[Instructions for the task]:
Convert the part of the data running from its start through the line containing "data-point[interactable] — [179, 130, 183, 134]", both ends included, into a JSON list of strings, one string per line and blank lines omitted.

(Excerpt from a dataset)
---+---
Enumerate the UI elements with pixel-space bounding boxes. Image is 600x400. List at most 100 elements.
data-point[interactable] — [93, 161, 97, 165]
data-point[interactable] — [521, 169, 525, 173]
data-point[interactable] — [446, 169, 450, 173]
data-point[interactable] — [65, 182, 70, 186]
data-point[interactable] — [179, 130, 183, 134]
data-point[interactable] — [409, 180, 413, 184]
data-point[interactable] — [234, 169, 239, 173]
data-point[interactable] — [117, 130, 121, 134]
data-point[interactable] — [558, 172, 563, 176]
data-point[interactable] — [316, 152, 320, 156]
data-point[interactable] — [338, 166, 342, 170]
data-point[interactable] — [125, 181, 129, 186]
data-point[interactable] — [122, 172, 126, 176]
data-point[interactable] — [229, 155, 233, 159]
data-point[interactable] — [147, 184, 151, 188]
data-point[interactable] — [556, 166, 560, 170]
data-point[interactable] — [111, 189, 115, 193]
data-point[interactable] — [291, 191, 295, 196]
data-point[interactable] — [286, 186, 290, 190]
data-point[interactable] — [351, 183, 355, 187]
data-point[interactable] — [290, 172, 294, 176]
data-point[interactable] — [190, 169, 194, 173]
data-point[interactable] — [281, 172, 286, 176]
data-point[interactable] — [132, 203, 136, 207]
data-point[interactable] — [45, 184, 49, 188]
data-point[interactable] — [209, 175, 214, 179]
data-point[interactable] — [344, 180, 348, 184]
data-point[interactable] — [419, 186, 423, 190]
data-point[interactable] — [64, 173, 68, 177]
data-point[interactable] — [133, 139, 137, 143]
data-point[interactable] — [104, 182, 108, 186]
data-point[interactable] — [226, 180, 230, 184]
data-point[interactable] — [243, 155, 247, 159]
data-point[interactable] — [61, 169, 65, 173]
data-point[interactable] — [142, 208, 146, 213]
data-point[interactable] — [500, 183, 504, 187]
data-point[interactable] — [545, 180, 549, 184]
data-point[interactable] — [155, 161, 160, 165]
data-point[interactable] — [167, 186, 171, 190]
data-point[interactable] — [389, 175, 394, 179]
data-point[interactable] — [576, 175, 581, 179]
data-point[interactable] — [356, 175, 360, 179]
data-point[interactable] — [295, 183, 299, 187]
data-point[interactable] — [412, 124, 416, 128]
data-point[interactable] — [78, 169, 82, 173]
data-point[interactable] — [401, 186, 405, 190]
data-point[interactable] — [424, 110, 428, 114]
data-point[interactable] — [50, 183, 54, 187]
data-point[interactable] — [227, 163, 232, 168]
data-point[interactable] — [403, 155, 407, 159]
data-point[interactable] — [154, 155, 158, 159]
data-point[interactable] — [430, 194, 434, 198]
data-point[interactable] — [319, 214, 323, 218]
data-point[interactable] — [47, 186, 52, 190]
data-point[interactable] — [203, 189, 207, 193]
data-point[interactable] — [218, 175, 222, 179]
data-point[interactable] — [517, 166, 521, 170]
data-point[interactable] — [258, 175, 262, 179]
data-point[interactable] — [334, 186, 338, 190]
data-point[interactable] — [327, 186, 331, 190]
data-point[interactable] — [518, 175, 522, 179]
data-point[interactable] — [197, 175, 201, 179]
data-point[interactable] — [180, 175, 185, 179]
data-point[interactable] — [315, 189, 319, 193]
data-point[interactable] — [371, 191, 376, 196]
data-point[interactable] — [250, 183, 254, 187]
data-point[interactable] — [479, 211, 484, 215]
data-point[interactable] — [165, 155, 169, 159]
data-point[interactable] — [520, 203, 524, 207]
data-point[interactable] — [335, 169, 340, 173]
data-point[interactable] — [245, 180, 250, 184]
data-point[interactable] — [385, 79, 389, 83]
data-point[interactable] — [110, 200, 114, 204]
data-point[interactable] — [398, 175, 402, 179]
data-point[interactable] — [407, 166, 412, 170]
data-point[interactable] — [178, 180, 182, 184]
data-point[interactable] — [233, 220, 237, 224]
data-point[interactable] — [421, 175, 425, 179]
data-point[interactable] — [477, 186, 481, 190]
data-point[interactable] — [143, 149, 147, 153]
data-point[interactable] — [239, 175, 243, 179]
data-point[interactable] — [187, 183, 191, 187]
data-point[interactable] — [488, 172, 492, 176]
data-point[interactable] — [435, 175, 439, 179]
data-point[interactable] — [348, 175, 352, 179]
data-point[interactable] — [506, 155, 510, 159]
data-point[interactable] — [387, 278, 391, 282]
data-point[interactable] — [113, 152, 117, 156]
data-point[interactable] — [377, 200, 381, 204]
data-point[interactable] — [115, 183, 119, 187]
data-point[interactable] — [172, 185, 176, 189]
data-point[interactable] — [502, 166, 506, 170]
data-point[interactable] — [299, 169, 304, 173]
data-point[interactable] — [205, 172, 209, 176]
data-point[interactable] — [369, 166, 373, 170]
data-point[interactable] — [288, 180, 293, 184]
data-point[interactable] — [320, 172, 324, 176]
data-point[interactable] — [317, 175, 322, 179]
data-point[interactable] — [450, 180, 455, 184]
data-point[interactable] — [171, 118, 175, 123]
---+---
[Response to this task]:
[
  "Enumerate the UI elements with pixel-space bounding boxes. Image is 600x400. List at most 100 elements.",
  "data-point[interactable] — [93, 161, 97, 165]",
  "data-point[interactable] — [521, 169, 525, 173]",
  "data-point[interactable] — [446, 169, 450, 173]",
  "data-point[interactable] — [65, 182, 70, 186]",
  "data-point[interactable] — [179, 130, 183, 134]"
]